* [TEKS YANG DIBERIKAN]:
Teh Nasgitel itu singkatan dari teh yang panas wangi legi kentel adalah teh yang biasa dihirup oleh masyarakat Jogja (juga masyarakat Jawa pada umumnya) setelah lelah seharian bekerja. Aroma yang kuat, rasa teh yang pekat dan panas, plus manis yang diperoleh dari gula batu membuat teh nasgitel ini menjadi penghilang lelah yang pas di sore hari.

Dalam sejarah masuknya teh ke Indonesia, teh masuk melalui proses Culture Stelsel alias tanam paksa. Pemaksaan ini dilakukan karena dataran tinggi Indonesia memiliki iklim dan tanah yang sangat cocok untuk menanam teh. Dan teh merupakan sebuah komoditi yang harganya cukup tinggi saat itu. Sehingga kemudian tata niaga teh ini dikuasai oleh imperial Belanda melalui VOCnya.

Teh sebenarnya memiliki kurang lebih 9 – 10 level kualitas dimana level 1 adalah teh dengan kualitas terbaik. Yaitu teh yang benar-benar dihasilkan dari pucuk daun teh pilihan. Makin ke bawah levelnya, maka jumlah daun teh yang ada semakin sedikit dan jumlah batang teh semakin banyak. Sehingga level 9 atau 10 biasanya sudah berupa serat kasar dari batang. Jika pucuk teh memberikan aroma yang kuat, maka batang teh memberikan warna & rasa pahit yang kuat pula. Maka bagi para penikmat teh, kualitas teh paling mumpuni biasanya yang berupa campuran teh level 1 dengan 2-3 level berikutnya. Sehingga warna, aroma dan pahitnya pas. Para era penjajahan tersebut tentu saja kualitas terbaik akan dibawa ke Belanda, sedangkan para pekerja maupun masyarakat sekitar perkebunan hanya diperbolehkan menikmati level 8-9 atau maksimal level 7 dimana masih sedikit terdapat daun teh. Kualitas teh bawah ini memberikan rasa teh yang pahitnya pekat (karena kadar tannin yang tinggi) dan warna yang merah pekat tapi tanpa aroma teh yang melekat. Sehingga, untuk memperoleh aroma yang lebih nikmat, para pekerja teh & masyarakat sekitar perkebunan teh kemudian memasukkan pucuk bunga melati dan menyimpannya selama beberapa malam sehingga aromanya masuk ke dalam teh. Jadilah teh wangi seperti yang saat ini kita kenal. Di beberapa daerah lain di Jawa menggunakan jenis bunga yang lain selain bunga melati.

* [BAHAN YANG DISEDIAKAN]:
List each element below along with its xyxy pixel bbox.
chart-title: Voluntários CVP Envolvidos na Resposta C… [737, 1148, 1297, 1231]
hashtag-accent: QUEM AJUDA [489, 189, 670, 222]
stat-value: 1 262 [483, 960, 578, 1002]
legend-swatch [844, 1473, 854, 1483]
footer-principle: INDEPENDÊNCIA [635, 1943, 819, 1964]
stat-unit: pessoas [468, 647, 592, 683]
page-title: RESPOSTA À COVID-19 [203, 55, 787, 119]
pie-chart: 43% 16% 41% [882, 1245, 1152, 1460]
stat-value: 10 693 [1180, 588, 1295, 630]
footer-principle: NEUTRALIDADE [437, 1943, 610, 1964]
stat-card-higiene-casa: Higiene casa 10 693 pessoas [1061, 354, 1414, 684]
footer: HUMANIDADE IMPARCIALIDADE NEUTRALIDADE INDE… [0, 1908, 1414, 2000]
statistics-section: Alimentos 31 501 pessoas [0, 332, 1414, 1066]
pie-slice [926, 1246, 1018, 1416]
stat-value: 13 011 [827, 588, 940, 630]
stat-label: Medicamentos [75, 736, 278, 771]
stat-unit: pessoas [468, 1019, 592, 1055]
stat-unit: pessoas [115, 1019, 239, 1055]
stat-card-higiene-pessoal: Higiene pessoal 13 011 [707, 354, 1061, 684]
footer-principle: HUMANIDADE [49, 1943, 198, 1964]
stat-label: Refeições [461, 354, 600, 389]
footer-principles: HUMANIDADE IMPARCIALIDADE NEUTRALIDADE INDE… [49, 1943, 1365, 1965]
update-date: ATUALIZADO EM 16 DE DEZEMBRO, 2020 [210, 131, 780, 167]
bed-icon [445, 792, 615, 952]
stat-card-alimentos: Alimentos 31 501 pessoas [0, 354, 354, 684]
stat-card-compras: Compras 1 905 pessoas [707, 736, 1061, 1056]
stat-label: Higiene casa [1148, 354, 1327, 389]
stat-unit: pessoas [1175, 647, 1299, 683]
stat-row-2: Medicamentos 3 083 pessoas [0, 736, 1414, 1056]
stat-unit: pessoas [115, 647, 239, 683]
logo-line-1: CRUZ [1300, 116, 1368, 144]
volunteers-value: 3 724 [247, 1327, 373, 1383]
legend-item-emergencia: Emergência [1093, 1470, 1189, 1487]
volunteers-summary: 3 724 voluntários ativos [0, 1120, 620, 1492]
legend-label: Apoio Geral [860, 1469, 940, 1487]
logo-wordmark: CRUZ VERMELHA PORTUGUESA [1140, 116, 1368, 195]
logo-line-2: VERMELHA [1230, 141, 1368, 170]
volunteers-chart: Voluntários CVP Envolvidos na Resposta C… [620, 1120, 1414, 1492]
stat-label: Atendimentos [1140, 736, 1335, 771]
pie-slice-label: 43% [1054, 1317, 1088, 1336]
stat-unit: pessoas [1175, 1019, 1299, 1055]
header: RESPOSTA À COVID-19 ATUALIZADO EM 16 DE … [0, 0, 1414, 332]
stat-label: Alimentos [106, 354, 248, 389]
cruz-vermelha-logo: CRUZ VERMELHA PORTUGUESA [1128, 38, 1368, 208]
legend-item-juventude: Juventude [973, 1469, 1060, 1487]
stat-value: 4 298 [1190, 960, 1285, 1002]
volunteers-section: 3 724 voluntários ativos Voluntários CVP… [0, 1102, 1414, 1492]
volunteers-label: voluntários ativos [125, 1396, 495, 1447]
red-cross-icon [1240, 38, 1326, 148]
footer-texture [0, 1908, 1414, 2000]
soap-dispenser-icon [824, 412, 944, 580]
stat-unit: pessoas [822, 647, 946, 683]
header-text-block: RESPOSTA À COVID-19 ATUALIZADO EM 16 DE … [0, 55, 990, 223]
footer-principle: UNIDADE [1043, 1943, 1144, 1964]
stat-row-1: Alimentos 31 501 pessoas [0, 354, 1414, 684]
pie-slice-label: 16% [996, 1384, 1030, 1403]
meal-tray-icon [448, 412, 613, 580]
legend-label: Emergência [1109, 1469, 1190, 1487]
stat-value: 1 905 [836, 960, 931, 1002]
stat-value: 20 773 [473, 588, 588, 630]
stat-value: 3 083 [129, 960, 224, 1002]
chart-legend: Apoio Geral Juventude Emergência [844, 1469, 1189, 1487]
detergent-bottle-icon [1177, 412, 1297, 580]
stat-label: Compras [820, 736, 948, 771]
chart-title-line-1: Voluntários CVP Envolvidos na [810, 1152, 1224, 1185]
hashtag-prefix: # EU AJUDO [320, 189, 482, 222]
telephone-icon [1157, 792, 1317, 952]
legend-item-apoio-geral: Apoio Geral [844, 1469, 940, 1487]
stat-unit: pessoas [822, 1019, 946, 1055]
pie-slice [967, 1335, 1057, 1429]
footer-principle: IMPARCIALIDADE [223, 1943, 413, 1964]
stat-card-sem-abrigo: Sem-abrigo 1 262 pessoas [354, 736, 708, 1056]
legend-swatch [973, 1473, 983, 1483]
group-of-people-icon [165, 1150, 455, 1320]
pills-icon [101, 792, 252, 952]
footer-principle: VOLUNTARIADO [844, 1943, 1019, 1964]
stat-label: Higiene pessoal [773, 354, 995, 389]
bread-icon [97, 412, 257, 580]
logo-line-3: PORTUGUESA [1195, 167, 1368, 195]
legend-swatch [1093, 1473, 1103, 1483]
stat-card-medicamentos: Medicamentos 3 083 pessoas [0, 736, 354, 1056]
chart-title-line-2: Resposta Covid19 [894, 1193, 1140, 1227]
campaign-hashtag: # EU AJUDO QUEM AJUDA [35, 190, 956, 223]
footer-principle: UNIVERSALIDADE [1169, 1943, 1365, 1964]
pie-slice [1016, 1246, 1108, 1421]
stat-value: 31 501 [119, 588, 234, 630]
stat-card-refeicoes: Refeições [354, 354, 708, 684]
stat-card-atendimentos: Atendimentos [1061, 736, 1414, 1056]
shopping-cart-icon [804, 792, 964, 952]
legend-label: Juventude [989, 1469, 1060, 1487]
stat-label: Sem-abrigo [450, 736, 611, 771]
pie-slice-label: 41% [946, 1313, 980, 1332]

* [TUGAS]:
Salin bagian teks tentang teh nasgitel yang diawali kata-kata yang memuat "Teh Nasgitel itu" dan ditutup dengan "Belanda melalui VOCnya.". Entri di atas merupakan bahan tersendiri yang terpisah dari teks tentang teh nasgitel.

* [JAWABAN]:
Teh Nasgitel itu singkatan dari teh yang panas wangi legi kentel adalah teh yang biasa dihirup oleh masyarakat Jogja (juga masyarakat Jawa pada umumnya) setelah lelah seharian bekerja. Aroma yang kuat, rasa teh yang pekat dan panas, plus manis yang diperoleh dari gula batu membuat teh nasgitel ini menjadi penghilang lelah yang pas di sore hari.

Dalam sejarah masuknya teh ke Indonesia, teh masuk melalui proses Culture Stelsel alias tanam paksa. Pemaksaan ini dilakukan karena dataran tinggi Indonesia memiliki iklim dan tanah yang sangat cocok untuk menanam teh. Dan teh merupakan sebuah komoditi yang harganya cukup tinggi saat itu. Sehingga kemudian tata niaga teh ini dikuasai oleh imperial Belanda melalui VOCnya.